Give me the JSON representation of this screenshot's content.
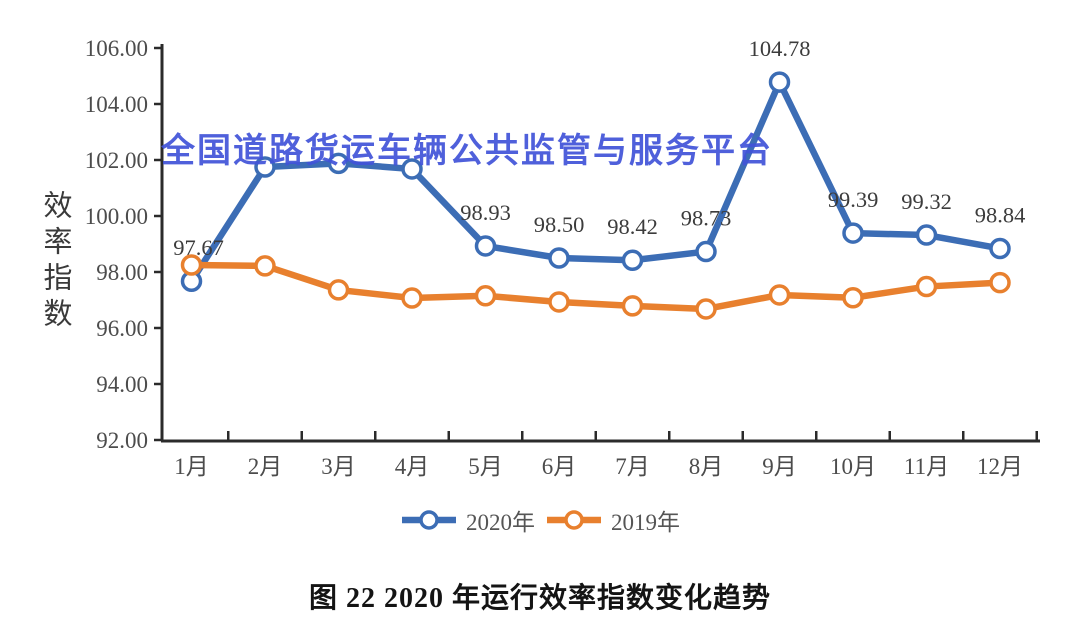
{
  "chart_data": {
    "type": "line",
    "title": "图 22 2020 年运行效率指数变化趋势",
    "watermark": "全国道路货运车辆公共监管与服务平台",
    "watermark_color": "#4153d8",
    "ylabel": "效率指数",
    "categories": [
      "1月",
      "2月",
      "3月",
      "4月",
      "5月",
      "6月",
      "7月",
      "8月",
      "9月",
      "10月",
      "11月",
      "12月"
    ],
    "ylim": [
      92,
      106
    ],
    "ytick_step": 2,
    "ytick_format_decimals": 2,
    "grid": false,
    "legend_position": "bottom",
    "axis_color": "#2b2b2b",
    "tick_label_color": "#4c4c4c",
    "data_label_color": "#3c3c3c",
    "series": [
      {
        "name": "2020年",
        "color": "#3C6DB5",
        "values": [
          97.67,
          101.75,
          101.88,
          101.68,
          98.93,
          98.5,
          98.42,
          98.73,
          104.78,
          99.39,
          99.32,
          98.84
        ],
        "point_labels": [
          "97.67",
          "",
          "",
          "",
          "98.93",
          "98.50",
          "98.42",
          "98.73",
          "104.78",
          "99.39",
          "99.32",
          "98.84"
        ]
      },
      {
        "name": "2019年",
        "color": "#E8802E",
        "values": [
          98.25,
          98.22,
          97.36,
          97.07,
          97.15,
          96.93,
          96.79,
          96.68,
          97.18,
          97.08,
          97.48,
          97.62
        ],
        "point_labels": [
          "",
          "",
          "",
          "",
          "",
          "",
          "",
          "",
          "",
          "",
          "",
          ""
        ]
      }
    ]
  }
}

+===+

-- Given task --
Leave the pictures out and reproduce each record exactly as written.

-- Task answer --
Give me the JSON representation of this screenshot's content.
{
  "chart_data": {
    "type": "line",
    "title": "图 22 2020 年运行效率指数变化趋势",
    "watermark": "全国道路货运车辆公共监管与服务平台",
    "watermark_color": "#4153d8",
    "ylabel": "效率指数",
    "categories": [
      "1月",
      "2月",
      "3月",
      "4月",
      "5月",
      "6月",
      "7月",
      "8月",
      "9月",
      "10月",
      "11月",
      "12月"
    ],
    "ylim": [
      92,
      106
    ],
    "ytick_step": 2,
    "ytick_format_decimals": 2,
    "grid": false,
    "legend_position": "bottom",
    "axis_color": "#2b2b2b",
    "tick_label_color": "#4c4c4c",
    "data_label_color": "#3c3c3c",
    "series": [
      {
        "name": "2020年",
        "color": "#3C6DB5",
        "values": [
          97.67,
          101.75,
          101.88,
          101.68,
          98.93,
          98.5,
          98.42,
          98.73,
          104.78,
          99.39,
          99.32,
          98.84
        ],
        "point_labels": [
          "97.67",
          "",
          "",
          "",
          "98.93",
          "98.50",
          "98.42",
          "98.73",
          "104.78",
          "99.39",
          "99.32",
          "98.84"
        ]
      },
      {
        "name": "2019年",
        "color": "#E8802E",
        "values": [
          98.25,
          98.22,
          97.36,
          97.07,
          97.15,
          96.93,
          96.79,
          96.68,
          97.18,
          97.08,
          97.48,
          97.62
        ],
        "point_labels": [
          "",
          "",
          "",
          "",
          "",
          "",
          "",
          "",
          "",
          "",
          "",
          ""
        ]
      }
    ]
  }
}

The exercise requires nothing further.